■ Written exercise ■
Output every one of the following entries line for line, with no changes.

■ Element box annotations ■

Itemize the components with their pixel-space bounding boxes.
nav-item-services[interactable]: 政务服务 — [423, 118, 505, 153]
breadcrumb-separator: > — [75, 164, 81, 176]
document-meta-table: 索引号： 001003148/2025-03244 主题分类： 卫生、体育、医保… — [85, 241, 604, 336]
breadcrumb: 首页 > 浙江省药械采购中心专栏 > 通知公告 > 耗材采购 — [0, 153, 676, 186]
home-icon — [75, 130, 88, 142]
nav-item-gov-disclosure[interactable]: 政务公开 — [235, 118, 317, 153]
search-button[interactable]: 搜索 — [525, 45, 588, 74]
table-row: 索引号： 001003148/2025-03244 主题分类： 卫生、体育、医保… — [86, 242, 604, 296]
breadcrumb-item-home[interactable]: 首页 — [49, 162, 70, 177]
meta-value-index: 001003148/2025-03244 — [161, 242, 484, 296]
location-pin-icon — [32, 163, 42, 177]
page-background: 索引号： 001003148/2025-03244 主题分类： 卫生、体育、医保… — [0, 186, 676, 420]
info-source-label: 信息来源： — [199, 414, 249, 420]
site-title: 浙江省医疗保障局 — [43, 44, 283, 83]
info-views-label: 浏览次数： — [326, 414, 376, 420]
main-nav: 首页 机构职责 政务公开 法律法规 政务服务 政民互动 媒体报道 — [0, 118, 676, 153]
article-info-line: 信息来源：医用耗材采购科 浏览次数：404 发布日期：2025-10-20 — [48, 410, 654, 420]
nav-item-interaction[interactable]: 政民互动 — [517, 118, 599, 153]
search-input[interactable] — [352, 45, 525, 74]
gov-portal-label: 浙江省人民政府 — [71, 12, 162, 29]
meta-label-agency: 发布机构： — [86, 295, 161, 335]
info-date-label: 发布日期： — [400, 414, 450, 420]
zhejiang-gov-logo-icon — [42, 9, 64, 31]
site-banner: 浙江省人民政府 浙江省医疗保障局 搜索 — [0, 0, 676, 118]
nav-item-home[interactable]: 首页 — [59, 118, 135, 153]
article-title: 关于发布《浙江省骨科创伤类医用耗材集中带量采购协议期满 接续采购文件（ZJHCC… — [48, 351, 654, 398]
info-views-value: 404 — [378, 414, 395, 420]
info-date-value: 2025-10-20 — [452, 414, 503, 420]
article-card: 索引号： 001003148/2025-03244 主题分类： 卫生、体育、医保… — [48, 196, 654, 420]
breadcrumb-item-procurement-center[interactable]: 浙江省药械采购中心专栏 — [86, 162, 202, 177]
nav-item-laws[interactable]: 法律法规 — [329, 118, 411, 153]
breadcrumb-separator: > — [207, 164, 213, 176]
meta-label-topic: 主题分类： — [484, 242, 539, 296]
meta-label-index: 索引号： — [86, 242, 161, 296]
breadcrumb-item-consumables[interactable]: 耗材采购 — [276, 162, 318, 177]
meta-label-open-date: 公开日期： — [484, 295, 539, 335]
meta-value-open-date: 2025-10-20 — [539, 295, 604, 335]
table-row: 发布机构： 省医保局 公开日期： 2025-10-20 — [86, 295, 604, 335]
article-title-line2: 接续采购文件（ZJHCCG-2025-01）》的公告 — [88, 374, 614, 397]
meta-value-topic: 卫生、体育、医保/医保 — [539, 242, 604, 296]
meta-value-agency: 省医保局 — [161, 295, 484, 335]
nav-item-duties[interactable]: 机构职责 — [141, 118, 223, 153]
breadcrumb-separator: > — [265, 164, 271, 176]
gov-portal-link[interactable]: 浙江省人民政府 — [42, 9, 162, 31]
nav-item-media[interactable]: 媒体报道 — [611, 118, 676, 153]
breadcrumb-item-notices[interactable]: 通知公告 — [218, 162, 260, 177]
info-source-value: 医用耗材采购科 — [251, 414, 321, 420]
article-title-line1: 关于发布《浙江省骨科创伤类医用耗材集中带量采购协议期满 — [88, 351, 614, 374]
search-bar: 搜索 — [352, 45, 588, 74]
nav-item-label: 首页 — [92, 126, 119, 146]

■ Worked solution ■
Itemize the components with their pixel-space bounding boxes.
nav-item-services[interactable]: 政务服务 — [423, 118, 505, 153]
breadcrumb-separator: > — [75, 164, 81, 176]
document-meta-table: 索引号： 001003148/2025-03244 主题分类： 卫生、体育、医保… — [85, 241, 604, 336]
breadcrumb: 首页 > 浙江省药械采购中心专栏 > 通知公告 > 耗材采购 — [0, 153, 676, 186]
home-icon — [75, 130, 88, 142]
nav-item-gov-disclosure[interactable]: 政务公开 — [235, 118, 317, 153]
search-button[interactable]: 搜索 — [525, 45, 588, 74]
table-row: 索引号： 001003148/2025-03244 主题分类： 卫生、体育、医保… — [86, 242, 604, 296]
breadcrumb-item-home[interactable]: 首页 — [49, 162, 70, 177]
meta-value-index: 001003148/2025-03244 — [161, 242, 484, 296]
location-pin-icon — [32, 163, 42, 177]
page-background: 索引号： 001003148/2025-03244 主题分类： 卫生、体育、医保… — [0, 186, 676, 420]
info-source-label: 信息来源： — [199, 414, 249, 420]
site-title: 浙江省医疗保障局 — [43, 44, 283, 83]
info-views-label: 浏览次数： — [326, 414, 376, 420]
main-nav: 首页 机构职责 政务公开 法律法规 政务服务 政民互动 媒体报道 — [0, 118, 676, 153]
article-info-line: 信息来源：医用耗材采购科 浏览次数：404 发布日期：2025-10-20 — [48, 410, 654, 420]
nav-item-interaction[interactable]: 政民互动 — [517, 118, 599, 153]
search-input[interactable] — [352, 45, 525, 74]
gov-portal-label: 浙江省人民政府 — [71, 12, 162, 29]
meta-label-agency: 发布机构： — [86, 295, 161, 335]
info-date-label: 发布日期： — [400, 414, 450, 420]
zhejiang-gov-logo-icon — [42, 9, 64, 31]
site-banner: 浙江省人民政府 浙江省医疗保障局 搜索 — [0, 0, 676, 118]
nav-item-home[interactable]: 首页 — [59, 118, 135, 153]
article-title: 关于发布《浙江省骨科创伤类医用耗材集中带量采购协议期满 接续采购文件（ZJHCC… — [48, 351, 654, 398]
info-views-value: 404 — [378, 414, 395, 420]
info-date-value: 2025-10-20 — [452, 414, 503, 420]
article-card: 索引号： 001003148/2025-03244 主题分类： 卫生、体育、医保… — [48, 196, 654, 420]
breadcrumb-item-procurement-center[interactable]: 浙江省药械采购中心专栏 — [86, 162, 202, 177]
nav-item-laws[interactable]: 法律法规 — [329, 118, 411, 153]
breadcrumb-separator: > — [207, 164, 213, 176]
meta-label-topic: 主题分类： — [484, 242, 539, 296]
meta-label-index: 索引号： — [86, 242, 161, 296]
breadcrumb-item-consumables[interactable]: 耗材采购 — [276, 162, 318, 177]
meta-label-open-date: 公开日期： — [484, 295, 539, 335]
meta-value-open-date: 2025-10-20 — [539, 295, 604, 335]
table-row: 发布机构： 省医保局 公开日期： 2025-10-20 — [86, 295, 604, 335]
article-title-line2: 接续采购文件（ZJHCCG-2025-01）》的公告 — [88, 374, 614, 397]
meta-value-topic: 卫生、体育、医保/医保 — [539, 242, 604, 296]
meta-value-agency: 省医保局 — [161, 295, 484, 335]
nav-item-duties[interactable]: 机构职责 — [141, 118, 223, 153]
breadcrumb-separator: > — [265, 164, 271, 176]
gov-portal-link[interactable]: 浙江省人民政府 — [42, 9, 162, 31]
nav-item-media[interactable]: 媒体报道 — [611, 118, 676, 153]
breadcrumb-item-notices[interactable]: 通知公告 — [218, 162, 260, 177]
info-source-value: 医用耗材采购科 — [251, 414, 321, 420]
article-title-line1: 关于发布《浙江省骨科创伤类医用耗材集中带量采购协议期满 — [88, 351, 614, 374]
search-bar: 搜索 — [352, 45, 588, 74]
nav-item-label: 首页 — [92, 126, 119, 146]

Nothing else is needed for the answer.